What you will do -
Print the entries verbatim, leaving out the images they contain.
[Start Input]
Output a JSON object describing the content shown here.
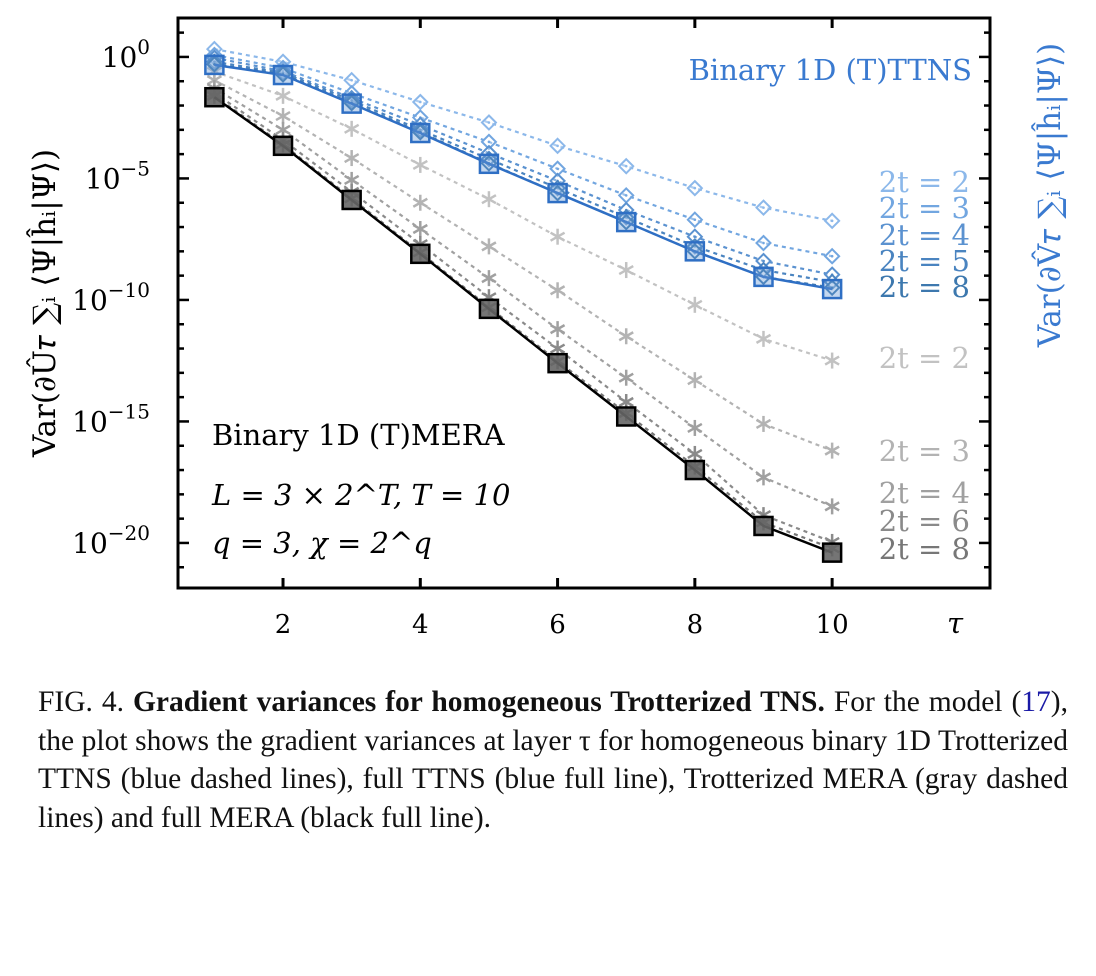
{
  "chart_data": {
    "type": "line",
    "yscale": "log",
    "xlabel": "τ",
    "ylabel_left": "Var(∂Û𝜏 ∑ᵢ ⟨Ψ|ĥᵢ|Ψ⟩)",
    "ylabel_right": "Var(∂V̂𝜏 ∑ᵢ ⟨Ψ|ĥᵢ|Ψ⟩)",
    "xlim": [
      0.47,
      12.3
    ],
    "ylim": [
      1.4e-22,
      40
    ],
    "xticks": [
      2,
      4,
      6,
      8,
      10
    ],
    "xtick_labels": [
      "2",
      "4",
      "6",
      "8",
      "10"
    ],
    "yticks": [
      1,
      1e-05,
      1e-10,
      1e-15,
      1e-20
    ],
    "ytick_labels": [
      "10^0",
      "10^-5",
      "10^-10",
      "10^-15",
      "10^-20"
    ],
    "grid": false,
    "annotations": {
      "ttns_title": "Binary 1D (T)TTNS",
      "mera_title": "Binary 1D (T)MERA",
      "params_line1": "L = 3 × 2^T, T = 10",
      "params_line2": "q = 3, χ = 2^q"
    },
    "x": [
      1,
      2,
      3,
      4,
      5,
      6,
      7,
      8,
      9,
      10
    ],
    "series": [
      {
        "name": "2t = 2",
        "group": "TTNS Trotterized",
        "style": "dashed",
        "marker": "diamond",
        "color": "#8cb8ea",
        "values": [
          2.1,
          0.63,
          0.11,
          0.014,
          0.002,
          0.00022,
          3.2e-05,
          4e-06,
          6.3e-07,
          1.8e-07
        ]
      },
      {
        "name": "2t = 3",
        "group": "TTNS Trotterized",
        "style": "dashed",
        "marker": "diamond",
        "color": "#72a6e0",
        "values": [
          1.2,
          0.35,
          0.032,
          0.0032,
          0.00032,
          2.5e-05,
          2e-06,
          2e-07,
          2.2e-08,
          6.3e-09
        ]
      },
      {
        "name": "2t = 4",
        "group": "TTNS Trotterized",
        "style": "dashed",
        "marker": "diamond",
        "color": "#5b92d0",
        "values": [
          0.91,
          0.26,
          0.02,
          0.0016,
          0.00011,
          7.9e-06,
          5e-07,
          4e-08,
          4e-09,
          1.1e-09
        ]
      },
      {
        "name": "2t = 5",
        "group": "TTNS Trotterized",
        "style": "dashed",
        "marker": "diamond",
        "color": "#4a84c0",
        "values": [
          0.63,
          0.22,
          0.016,
          0.001,
          6.3e-05,
          4e-06,
          2.5e-07,
          1.6e-08,
          1.7e-09,
          5.5e-10
        ]
      },
      {
        "name": "2t = 8",
        "group": "TTNS Trotterized",
        "style": "dashed",
        "marker": "diamond",
        "color": "#3d78ae",
        "values": [
          0.5,
          0.19,
          0.0126,
          0.0008,
          4.2e-05,
          2.5e-06,
          1.6e-07,
          1e-08,
          8.9e-10,
          3.2e-10
        ]
      },
      {
        "name": "",
        "group": "TTNS full",
        "style": "solid",
        "marker": "square",
        "color": "#2f6fc4",
        "values": [
          0.47,
          0.18,
          0.012,
          0.00074,
          4e-05,
          2.5e-06,
          1.6e-07,
          1e-08,
          8.9e-10,
          2.8e-10
        ]
      },
      {
        "name": "2t = 2",
        "group": "MERA Trotterized",
        "style": "dashed",
        "marker": "asterisk",
        "color": "#c2c2c2",
        "values": [
          0.25,
          0.025,
          0.0011,
          3.6e-05,
          1.4e-06,
          4e-08,
          1.7e-09,
          6.3e-11,
          2.5e-12,
          3.2e-13
        ]
      },
      {
        "name": "2t = 3",
        "group": "MERA Trotterized",
        "style": "dashed",
        "marker": "asterisk",
        "color": "#b3b3b3",
        "values": [
          0.11,
          0.0037,
          6.9e-05,
          1e-06,
          1.6e-08,
          2.5e-10,
          3.2e-12,
          5e-14,
          7.9e-16,
          6.3e-17
        ]
      },
      {
        "name": "2t = 4",
        "group": "MERA Trotterized",
        "style": "dashed",
        "marker": "asterisk",
        "color": "#a0a0a0",
        "values": [
          0.052,
          0.001,
          8.7e-06,
          8.3e-08,
          7.9e-10,
          6.3e-12,
          6.3e-14,
          5.4e-16,
          5e-18,
          3.2e-19
        ]
      },
      {
        "name": "2t = 6",
        "group": "MERA Trotterized",
        "style": "dashed",
        "marker": "asterisk",
        "color": "#8a8a8a",
        "values": [
          0.033,
          0.00038,
          2.8e-06,
          2e-08,
          1.3e-10,
          1e-12,
          6.3e-15,
          4.6e-17,
          1.4e-19,
          1.1e-20
        ]
      },
      {
        "name": "2t = 8",
        "group": "MERA Trotterized",
        "style": "dashed",
        "marker": "asterisk",
        "color": "#777777",
        "values": [
          0.025,
          0.00025,
          1.5e-06,
          9e-09,
          5e-11,
          3e-13,
          2.2e-15,
          1.4e-17,
          7e-20,
          6e-21
        ]
      },
      {
        "name": "",
        "group": "MERA full",
        "style": "solid",
        "marker": "square",
        "color": "#000000",
        "values": [
          0.022,
          0.00022,
          1.3e-06,
          7.9e-09,
          4.3e-11,
          2.5e-13,
          1.6e-15,
          1e-17,
          5e-20,
          4e-21
        ]
      }
    ]
  },
  "caption": {
    "label": "FIG. 4.",
    "title": "Gradient variances for homogeneous Trotterized TNS.",
    "text_before_ref": "For the model (",
    "ref": "17",
    "text_after_ref": "), the plot shows the gradient variances at layer τ for homogeneous binary 1D Trotterized TTNS (blue dashed lines), full TTNS (blue full line), Trotterized MERA (gray dashed lines) and full MERA (black full line)."
  }
}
[End Input]
Full output -
Output a JSON object describing the content shown here.
{
  "chart_data": {
    "type": "line",
    "yscale": "log",
    "xlabel": "τ",
    "ylabel_left": "Var(∂Û𝜏 ∑ᵢ ⟨Ψ|ĥᵢ|Ψ⟩)",
    "ylabel_right": "Var(∂V̂𝜏 ∑ᵢ ⟨Ψ|ĥᵢ|Ψ⟩)",
    "xlim": [
      0.47,
      12.3
    ],
    "ylim": [
      1.4e-22,
      40
    ],
    "xticks": [
      2,
      4,
      6,
      8,
      10
    ],
    "xtick_labels": [
      "2",
      "4",
      "6",
      "8",
      "10"
    ],
    "yticks": [
      1,
      1e-05,
      1e-10,
      1e-15,
      1e-20
    ],
    "ytick_labels": [
      "10^0",
      "10^-5",
      "10^-10",
      "10^-15",
      "10^-20"
    ],
    "grid": false,
    "annotations": {
      "ttns_title": "Binary 1D (T)TTNS",
      "mera_title": "Binary 1D (T)MERA",
      "params_line1": "L = 3 × 2^T, T = 10",
      "params_line2": "q = 3, χ = 2^q"
    },
    "x": [
      1,
      2,
      3,
      4,
      5,
      6,
      7,
      8,
      9,
      10
    ],
    "series": [
      {
        "name": "2t = 2",
        "group": "TTNS Trotterized",
        "style": "dashed",
        "marker": "diamond",
        "color": "#8cb8ea",
        "values": [
          2.1,
          0.63,
          0.11,
          0.014,
          0.002,
          0.00022,
          3.2e-05,
          4e-06,
          6.3e-07,
          1.8e-07
        ]
      },
      {
        "name": "2t = 3",
        "group": "TTNS Trotterized",
        "style": "dashed",
        "marker": "diamond",
        "color": "#72a6e0",
        "values": [
          1.2,
          0.35,
          0.032,
          0.0032,
          0.00032,
          2.5e-05,
          2e-06,
          2e-07,
          2.2e-08,
          6.3e-09
        ]
      },
      {
        "name": "2t = 4",
        "group": "TTNS Trotterized",
        "style": "dashed",
        "marker": "diamond",
        "color": "#5b92d0",
        "values": [
          0.91,
          0.26,
          0.02,
          0.0016,
          0.00011,
          7.9e-06,
          5e-07,
          4e-08,
          4e-09,
          1.1e-09
        ]
      },
      {
        "name": "2t = 5",
        "group": "TTNS Trotterized",
        "style": "dashed",
        "marker": "diamond",
        "color": "#4a84c0",
        "values": [
          0.63,
          0.22,
          0.016,
          0.001,
          6.3e-05,
          4e-06,
          2.5e-07,
          1.6e-08,
          1.7e-09,
          5.5e-10
        ]
      },
      {
        "name": "2t = 8",
        "group": "TTNS Trotterized",
        "style": "dashed",
        "marker": "diamond",
        "color": "#3d78ae",
        "values": [
          0.5,
          0.19,
          0.0126,
          0.0008,
          4.2e-05,
          2.5e-06,
          1.6e-07,
          1e-08,
          8.9e-10,
          3.2e-10
        ]
      },
      {
        "name": "",
        "group": "TTNS full",
        "style": "solid",
        "marker": "square",
        "color": "#2f6fc4",
        "values": [
          0.47,
          0.18,
          0.012,
          0.00074,
          4e-05,
          2.5e-06,
          1.6e-07,
          1e-08,
          8.9e-10,
          2.8e-10
        ]
      },
      {
        "name": "2t = 2",
        "group": "MERA Trotterized",
        "style": "dashed",
        "marker": "asterisk",
        "color": "#c2c2c2",
        "values": [
          0.25,
          0.025,
          0.0011,
          3.6e-05,
          1.4e-06,
          4e-08,
          1.7e-09,
          6.3e-11,
          2.5e-12,
          3.2e-13
        ]
      },
      {
        "name": "2t = 3",
        "group": "MERA Trotterized",
        "style": "dashed",
        "marker": "asterisk",
        "color": "#b3b3b3",
        "values": [
          0.11,
          0.0037,
          6.9e-05,
          1e-06,
          1.6e-08,
          2.5e-10,
          3.2e-12,
          5e-14,
          7.9e-16,
          6.3e-17
        ]
      },
      {
        "name": "2t = 4",
        "group": "MERA Trotterized",
        "style": "dashed",
        "marker": "asterisk",
        "color": "#a0a0a0",
        "values": [
          0.052,
          0.001,
          8.7e-06,
          8.3e-08,
          7.9e-10,
          6.3e-12,
          6.3e-14,
          5.4e-16,
          5e-18,
          3.2e-19
        ]
      },
      {
        "name": "2t = 6",
        "group": "MERA Trotterized",
        "style": "dashed",
        "marker": "asterisk",
        "color": "#8a8a8a",
        "values": [
          0.033,
          0.00038,
          2.8e-06,
          2e-08,
          1.3e-10,
          1e-12,
          6.3e-15,
          4.6e-17,
          1.4e-19,
          1.1e-20
        ]
      },
      {
        "name": "2t = 8",
        "group": "MERA Trotterized",
        "style": "dashed",
        "marker": "asterisk",
        "color": "#777777",
        "values": [
          0.025,
          0.00025,
          1.5e-06,
          9e-09,
          5e-11,
          3e-13,
          2.2e-15,
          1.4e-17,
          7e-20,
          6e-21
        ]
      },
      {
        "name": "",
        "group": "MERA full",
        "style": "solid",
        "marker": "square",
        "color": "#000000",
        "values": [
          0.022,
          0.00022,
          1.3e-06,
          7.9e-09,
          4.3e-11,
          2.5e-13,
          1.6e-15,
          1e-17,
          5e-20,
          4e-21
        ]
      }
    ]
  },
  "caption": {
    "label": "FIG. 4.",
    "title": "Gradient variances for homogeneous Trotterized TNS.",
    "text_before_ref": "For the model (",
    "ref": "17",
    "text_after_ref": "), the plot shows the gradient variances at layer τ for homogeneous binary 1D Trotterized TTNS (blue dashed lines), full TTNS (blue full line), Trotterized MERA (gray dashed lines) and full MERA (black full line)."
  }
}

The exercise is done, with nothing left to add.